_Instructions for the task_
Retype all the entries word for word, but omit the pictures.
**** Entries
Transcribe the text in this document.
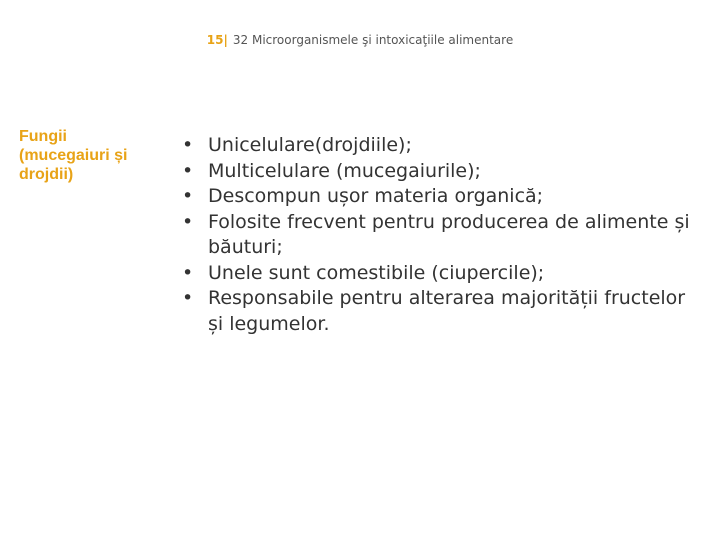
15| 32 Microorganismele şi intoxicaţiile alimentare
Fungii
(mucegaiuri și
drojdii)
• Unicelulare(drojdiile);
• Multicelulare (mucegaiurile);
• Descompun ușor materia organică;
• Folosite frecvent pentru producerea de alimente și băuturi;
• Unele sunt comestibile (ciupercile);
• Responsabile pentru alterarea majorității fructelor și legumelor.
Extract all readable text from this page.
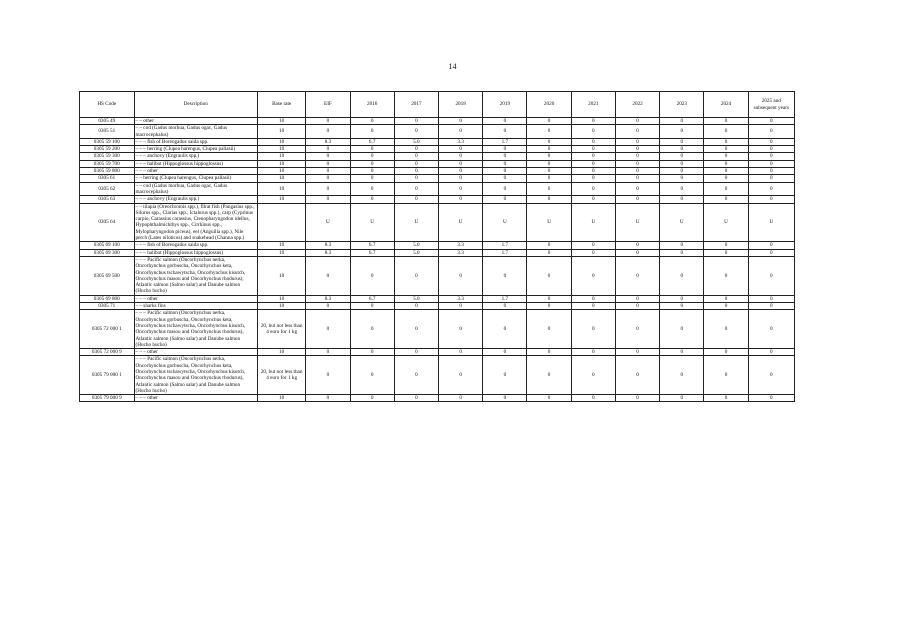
14
HS Code	Description	Base rate	EIF	2016	2017	2018	2019	2020	2021	2022	2023	2024	2025 and subsequent years
0305 49	– – other	10	0	0	0	0	0	0	0	0	0	0	0
0305 51	– – cod (Gadus morhua, Gadus ogac, Gadus macrocephalus)	10	0	0	0	0	0	0	0	0	0	0	0
0305 59 100	– – – fish of Boreogadus saida spp.	10	8.3	6.7	5.0	3.3	1.7	0	0	0	0	0	0
0305 59 200	– – – herring (Clupea harengus, Clupea pallasii)	10	0	0	0	0	0	0	0	0	0	0	0
0305 59 300	– – – anchovy (Engraulis spp.)	10	0	0	0	0	0	0	0	0	0	0	0
0305 59 700	– – – halibut (Hippoglossus hippoglossus)	10	0	0	0	0	0	0	0	0	0	0	0
0305 59 800	– – – other	10	0	0	0	0	0	0	0	0	0	0	0
0305 61	– – herring (Clupea harengus, Clupea pallasii)	10	0	0	0	0	0	0	0	0	0	0	0
0305 62	– – cod (Gadus morhua, Gadus ogac, Gadus macrocephalus)	10	0	0	0	0	0	0	0	0	0	0	0
0305 63	– – – anchovy (Engraulis spp.)	10	0	0	0	0	0	0	0	0	0	0	0
0305 64	– – tilapia (Oreochromis spp.), fllrat fish (Pangasius spp., Silurus spp., Clarias spp., Ictalurus spp.), carp (Cyprinus carpio, Carassius carassius, Ctenopharyngodon idellus, Hypophthalmichthys spp., Cirrhinus spp., Mylopharyngodon piceus), eel (Anguilla spp.), Nile perch (Lates niloticus) and snakehead (Channa spp.)		U	U	U	U	U	U	U	U	U	U	U
0305 69 100	– – – fish of Boreogadus saida spp.	10	8.3	6.7	5.0	3.3	1.7	0	0	0	0	0	0
0305 69 300	– – – halibut (Hippoglossus hippoglossus)	10	8.3	6.7	5.0	3.3	1.7	0	0	0	0	0	0
0305 69 500	– – – Pacific salmon (Oncorhynchus nerka, Oncorhynchus gorbuscha, Oncorhynchus keta, Oncorhynchus tschawytscha, Oncorhynchus kisutch, Oncorhynchus masou and Oncorhynchus rhodurus), Atlantic salmon (Salmo salar) and Danube salmon (Hucho hucho)	10	0	0	0	0	0	0	0	0	0	0	0
0305 69 800	– – – other	10	8.3	6.7	5.0	3.3	1.7	0	0	0	0	0	0
0305 71	– – sharks fins	10	0	0	0	0	0	0	0	0	0	0	0
0305 72 000 1	– – – Pacific salmon (Oncorhynchus nerka, Oncorhynchus gorbuscha, Oncorhynchus keta, Oncorhynchus tschawytscha, Oncorhynchus kisutch, Oncorhynchus masou and Oncorhynchus rhodurus), Atlantic salmon (Salmo salar) and Danube salmon (Hucho hucho)	20, but not less than 4 euro for 1 kg	0	0	0	0	0	0	0	0	0	0	0
0305 72 000 9	– – – other	10	0	0	0	0	0	0	0	0	0	0	0
0305 79 000 1	– – – Pacific salmon (Oncorhynchus nerka, Oncorhynchus gorbuscha, Oncorhynchus keta, Oncorhynchus tschawytscha, Oncorhynchus kisutch, Oncorhynchus masou and Oncorhynchus rhodurus), Atlantic salmon (Salmo salar) and Danube salmon (Hucho hucho)	20, but not less than 4 euro for 1 kg	0	0	0	0	0	0	0	0	0	0	0
0305 79 000 9	– – – other	10	0	0	0	0	0	0	0	0	0	0	0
********
_Exercise result_
Transcribe the text in this document.
15| 32 Microorganismele şi intoxicaţiile alimentare
Fungii
(mucegaiuri și
drojdii)
• Unicelulare(drojdiile);
• Multicelulare (mucegaiurile);
• Descompun ușor materia organică;
• Folosite frecvent pentru producerea de alimente și băuturi;
• Unele sunt comestibile (ciupercile);
• Responsabile pentru alterarea majorității fructelor și legumelor.
Extract all readable text from this page.
14
HS Code	Description	Base rate	EIF	2016	2017	2018	2019	2020	2021	2022	2023	2024	2025 and subsequent years
0305 49	– – other	10	0	0	0	0	0	0	0	0	0	0	0
0305 51	– – cod (Gadus morhua, Gadus ogac, Gadus macrocephalus)	10	0	0	0	0	0	0	0	0	0	0	0
0305 59 100	– – – fish of Boreogadus saida spp.	10	8.3	6.7	5.0	3.3	1.7	0	0	0	0	0	0
0305 59 200	– – – herring (Clupea harengus, Clupea pallasii)	10	0	0	0	0	0	0	0	0	0	0	0
0305 59 300	– – – anchovy (Engraulis spp.)	10	0	0	0	0	0	0	0	0	0	0	0
0305 59 700	– – – halibut (Hippoglossus hippoglossus)	10	0	0	0	0	0	0	0	0	0	0	0
0305 59 800	– – – other	10	0	0	0	0	0	0	0	0	0	0	0
0305 61	– – herring (Clupea harengus, Clupea pallasii)	10	0	0	0	0	0	0	0	0	0	0	0
0305 62	– – cod (Gadus morhua, Gadus ogac, Gadus macrocephalus)	10	0	0	0	0	0	0	0	0	0	0	0
0305 63	– – – anchovy (Engraulis spp.)	10	0	0	0	0	0	0	0	0	0	0	0
0305 64	– – tilapia (Oreochromis spp.), fllrat fish (Pangasius spp., Silurus spp., Clarias spp., Ictalurus spp.), carp (Cyprinus carpio, Carassius carassius, Ctenopharyngodon idellus, Hypophthalmichthys spp., Cirrhinus spp., Mylopharyngodon piceus), eel (Anguilla spp.), Nile perch (Lates niloticus) and snakehead (Channa spp.)		U	U	U	U	U	U	U	U	U	U	U
0305 69 100	– – – fish of Boreogadus saida spp.	10	8.3	6.7	5.0	3.3	1.7	0	0	0	0	0	0
0305 69 300	– – – halibut (Hippoglossus hippoglossus)	10	8.3	6.7	5.0	3.3	1.7	0	0	0	0	0	0
0305 69 500	– – – Pacific salmon (Oncorhynchus nerka, Oncorhynchus gorbuscha, Oncorhynchus keta, Oncorhynchus tschawytscha, Oncorhynchus kisutch, Oncorhynchus masou and Oncorhynchus rhodurus), Atlantic salmon (Salmo salar) and Danube salmon (Hucho hucho)	10	0	0	0	0	0	0	0	0	0	0	0
0305 69 800	– – – other	10	8.3	6.7	5.0	3.3	1.7	0	0	0	0	0	0
0305 71	– – sharks fins	10	0	0	0	0	0	0	0	0	0	0	0
0305 72 000 1	– – – Pacific salmon (Oncorhynchus nerka, Oncorhynchus gorbuscha, Oncorhynchus keta, Oncorhynchus tschawytscha, Oncorhynchus kisutch, Oncorhynchus masou and Oncorhynchus rhodurus), Atlantic salmon (Salmo salar) and Danube salmon (Hucho hucho)	20, but not less than 4 euro for 1 kg	0	0	0	0	0	0	0	0	0	0	0
0305 72 000 9	– – – other	10	0	0	0	0	0	0	0	0	0	0	0
0305 79 000 1	– – – Pacific salmon (Oncorhynchus nerka, Oncorhynchus gorbuscha, Oncorhynchus keta, Oncorhynchus tschawytscha, Oncorhynchus kisutch, Oncorhynchus masou and Oncorhynchus rhodurus), Atlantic salmon (Salmo salar) and Danube salmon (Hucho hucho)	20, but not less than 4 euro for 1 kg	0	0	0	0	0	0	0	0	0	0	0
0305 79 000 9	– – – other	10	0	0	0	0	0	0	0	0	0	0	0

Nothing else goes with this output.